### WHAT THIS TASK INVOLVES
Report how many lines of the entries below contain the word "Germany", and nothing more.

Dataset entries
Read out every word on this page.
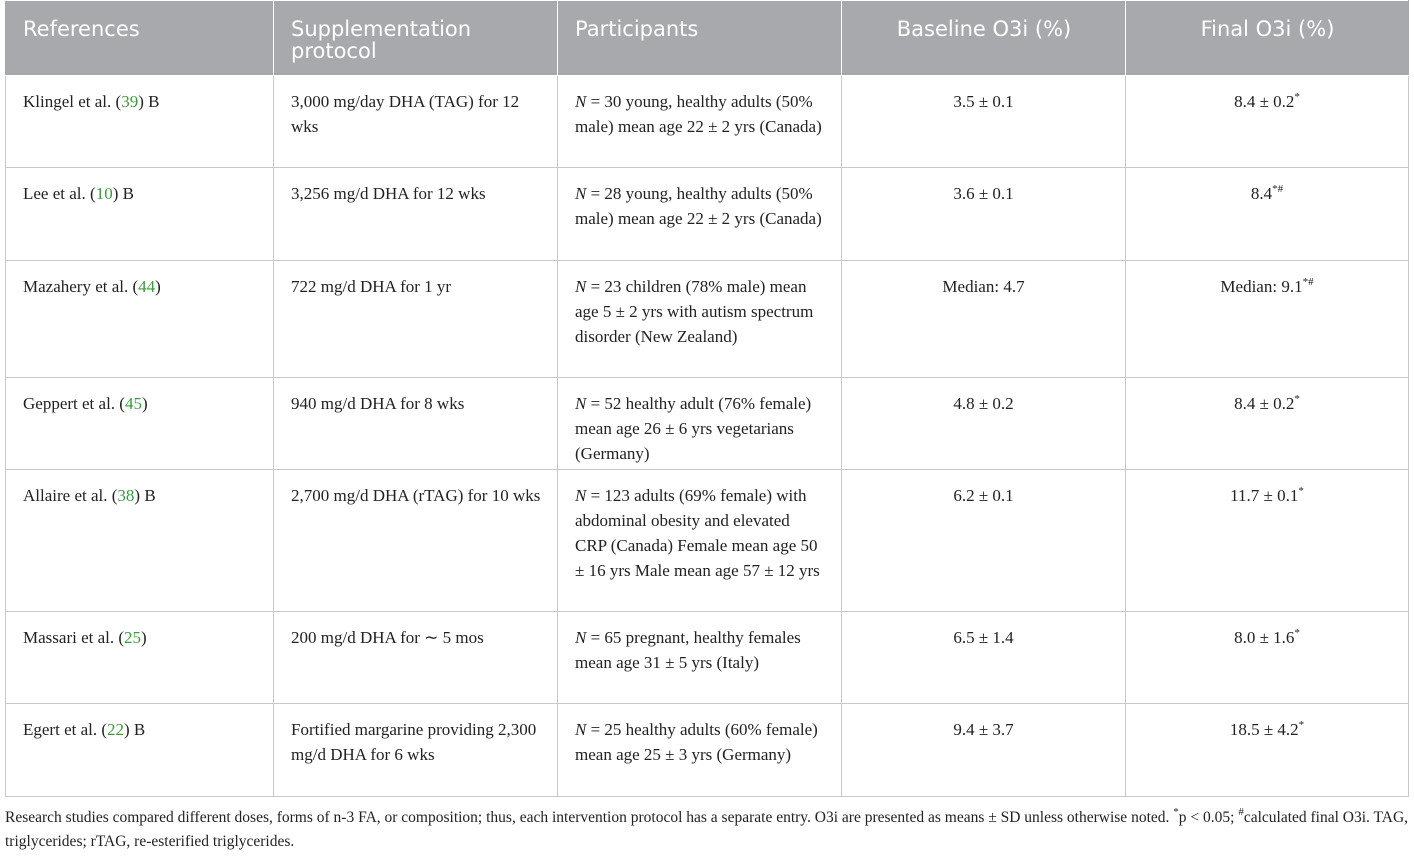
References	Supplementation protocol	Participants	Baseline O3i (%)	Final O3i (%)
Klingel et al. (39) B	3,000 mg/day DHA (TAG) for 12 wks	N = 30 young, healthy adults (50% male) mean age 22 ± 2 yrs (Canada)	3.5 ± 0.1	8.4 ± 0.2*
Lee et al. (10) B	3,256 mg/d DHA for 12 wks	N = 28 young, healthy adults (50% male) mean age 22 ± 2 yrs (Canada)	3.6 ± 0.1	8.4*#
Mazahery et al. (44)	722 mg/d DHA for 1 yr	N = 23 children (78% male) mean age 5 ± 2 yrs with autism spectrum disorder (New Zealand)	Median: 4.7	Median: 9.1*#
Geppert et al. (45)	940 mg/d DHA for 8 wks	N = 52 healthy adult (76% female) mean age 26 ± 6 yrs vegetarians (Germany)	4.8 ± 0.2	8.4 ± 0.2*
Allaire et al. (38) B	2,700 mg/d DHA (rTAG) for 10 wks	N = 123 adults (69% female) with abdominal obesity and elevated CRP (Canada) Female mean age 50 ± 16 yrs Male mean age 57 ± 12 yrs	6.2 ± 0.1	11.7 ± 0.1*
Massari et al. (25)	200 mg/d DHA for ∼ 5 mos	N = 65 pregnant, healthy females mean age 31 ± 5 yrs (Italy)	6.5 ± 1.4	8.0 ± 1.6*
Egert et al. (22) B	Fortified margarine providing 2,300 mg/d DHA for 6 wks	N = 25 healthy adults (60% female) mean age 25 ± 3 yrs (Germany)	9.4 ± 3.7	18.5 ± 4.2*
Research studies compared different doses, forms of n-3 FA, or composition; thus, each intervention protocol has a separate entry. O3i are presented as means ± SD unless otherwise noted. *p < 0.05; #calculated final O3i. TAG, triglycerides; rTAG, re-esterified triglycerides.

### FINAL RESULT
2